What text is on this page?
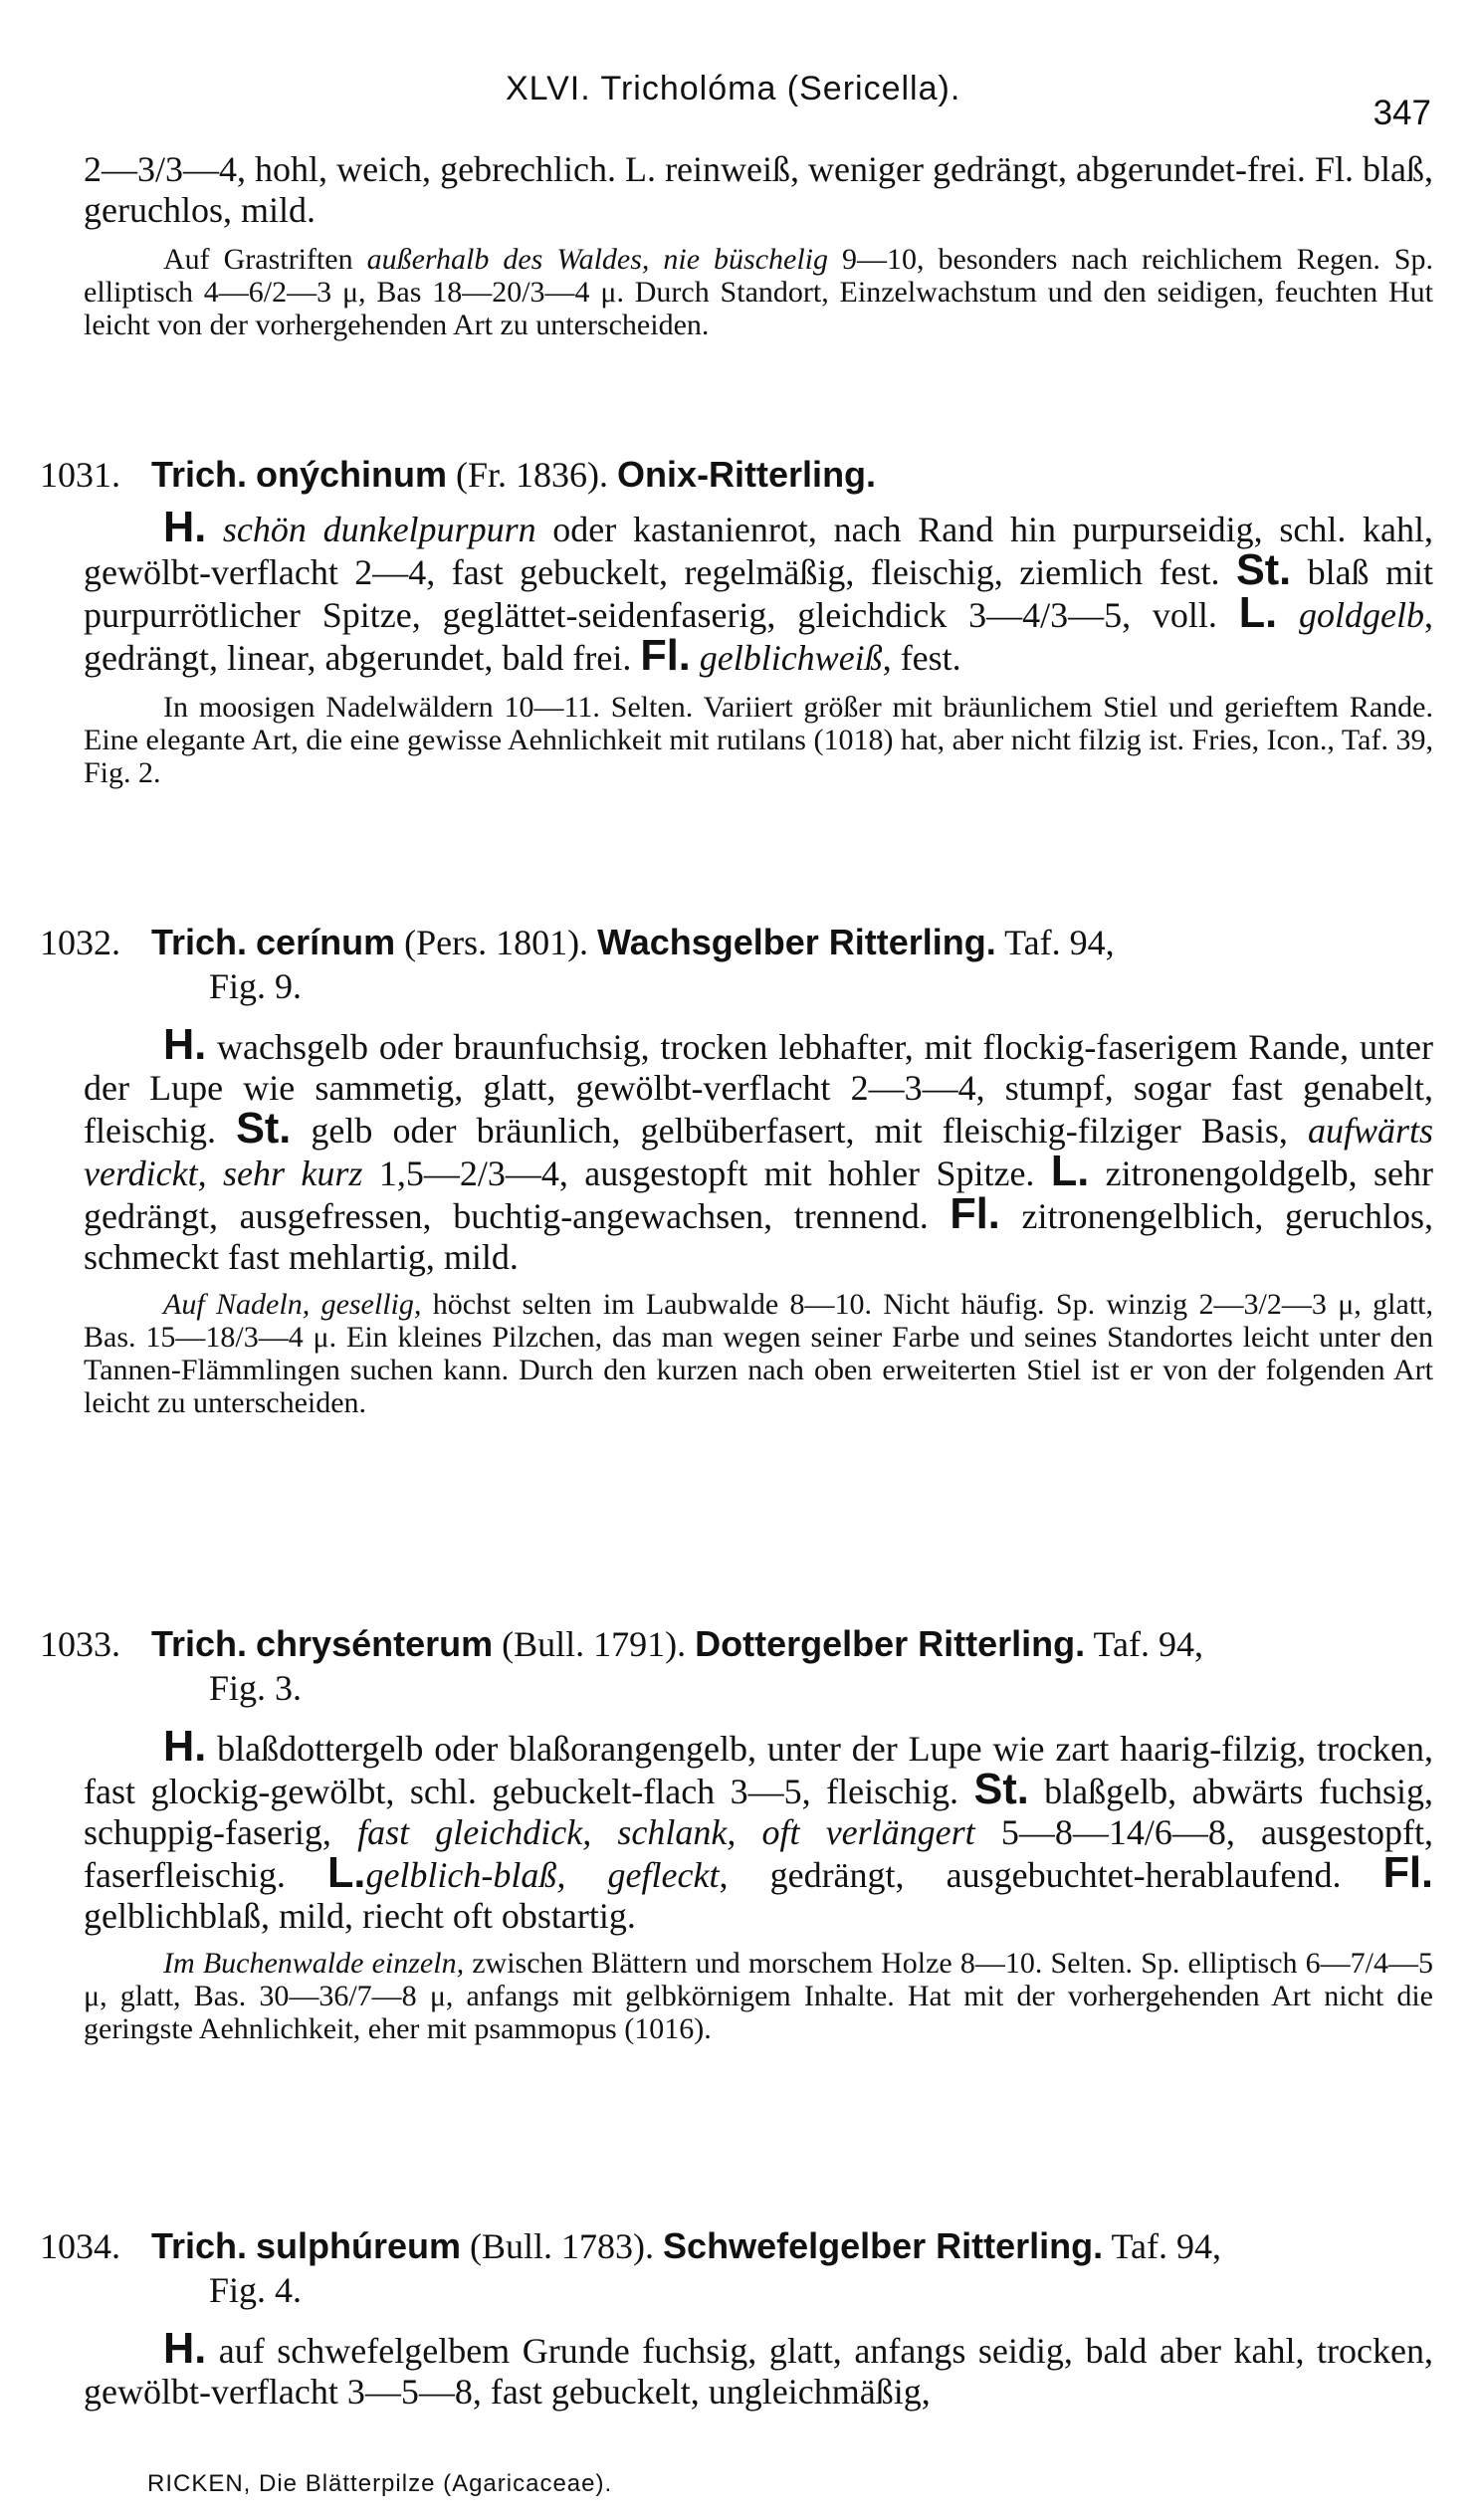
XLVI. Tricholóma (Sericella).
347

2—3/3—4, hohl, weich, gebrechlich. L. reinweiß, weniger gedrängt, abgerundet-frei. Fl. blaß, geruchlos, mild.

Auf Grastriften außerhalb des Waldes, nie büschelig 9—10, besonders nach reichlichem Regen. Sp. elliptisch 4—6/2—3 μ, Bas 18—20/3—4 μ. Durch Standort, Einzelwachstum und den seidigen, feuchten Hut leicht von der vorhergehenden Art zu unterscheiden.

1031. Trich. onýchinum (Fr. 1836). Onix-Ritterling.

H. schön dunkelpurpurn oder kastanienrot, nach Rand hin purpurseidig, schl. kahl, gewölbt-verflacht 2—4, fast gebuckelt, regelmäßig, fleischig, ziemlich fest. St. blaß mit purpurrötlicher Spitze, geglättet-seidenfaserig, gleichdick 3—4/3—5, voll. L. goldgelb, gedrängt, linear, abgerundet, bald frei. Fl. gelblichweiß, fest.

In moosigen Nadelwäldern 10—11. Selten. Variiert größer mit bräunlichem Stiel und gerieftem Rande. Eine elegante Art, die eine gewisse Aehnlichkeit mit rutilans (1018) hat, aber nicht filzig ist. Fries, Icon., Taf. 39, Fig. 2.

1032. Trich. cerínum (Pers. 1801). Wachsgelber Ritterling. Taf. 94,
Fig. 9.

H. wachsgelb oder braunfuchsig, trocken lebhafter, mit flockig-faserigem Rande, unter der Lupe wie sammetig, glatt, gewölbt-verflacht 2—3—4, stumpf, sogar fast genabelt, fleischig. St. gelb oder bräunlich, gelbüberfasert, mit fleischig-filziger Basis, aufwärts verdickt, sehr kurz 1,5—2/3—4, ausgestopft mit hohler Spitze. L. zitronengoldgelb, sehr gedrängt, ausgefressen, buchtig-angewachsen, trennend. Fl. zitronengelblich, geruchlos, schmeckt fast mehlartig, mild.

Auf Nadeln, gesellig, höchst selten im Laubwalde 8—10. Nicht häufig. Sp. winzig 2—3/2—3 μ, glatt, Bas. 15—18/3—4 μ. Ein kleines Pilzchen, das man wegen seiner Farbe und seines Standortes leicht unter den Tannen-Flämmlingen suchen kann. Durch den kurzen nach oben erweiterten Stiel ist er von der folgenden Art leicht zu unterscheiden.

1033. Trich. chrysénterum (Bull. 1791). Dottergelber Ritterling. Taf. 94,
Fig. 3.

H. blaßdottergelb oder blaßorangengelb, unter der Lupe wie zart haarig-filzig, trocken, fast glockig-gewölbt, schl. gebuckelt-flach 3—5, fleischig. St. blaßgelb, abwärts fuchsig, schuppig-faserig, fast gleichdick, schlank, oft verlängert 5—8—14/6—8, ausgestopft, faserfleischig. L.gelblich-blaß, gefleckt, gedrängt, ausgebuchtet-herablaufend. Fl. gelblichblaß, mild, riecht oft obstartig.

Im Buchenwalde einzeln, zwischen Blättern und morschem Holze 8—10. Selten. Sp. elliptisch 6—7/4—5 μ, glatt, Bas. 30—36/7—8 μ, anfangs mit gelbkörnigem Inhalte. Hat mit der vorhergehenden Art nicht die geringste Aehnlichkeit, eher mit psammopus (1016).

1034. Trich. sulphúreum (Bull. 1783). Schwefelgelber Ritterling. Taf. 94,
Fig. 4.

H. auf schwefelgelbem Grunde fuchsig, glatt, anfangs seidig, bald aber kahl, trocken, gewölbt-verflacht 3—5—8, fast gebuckelt, ungleichmäßig,

RICKEN, Die Blätterpilze (Agaricaceae).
_____
→ Goal:
Gather each line in the data that holds the string "Bull".

→ Written reply:
1033. Trich. chrysénterum (Bull. 1791). Dottergelber Ritterling. Taf. 94,
1034. Trich. sulphúreum (Bull. 1783). Schwefelgelber Ritterling. Taf. 94,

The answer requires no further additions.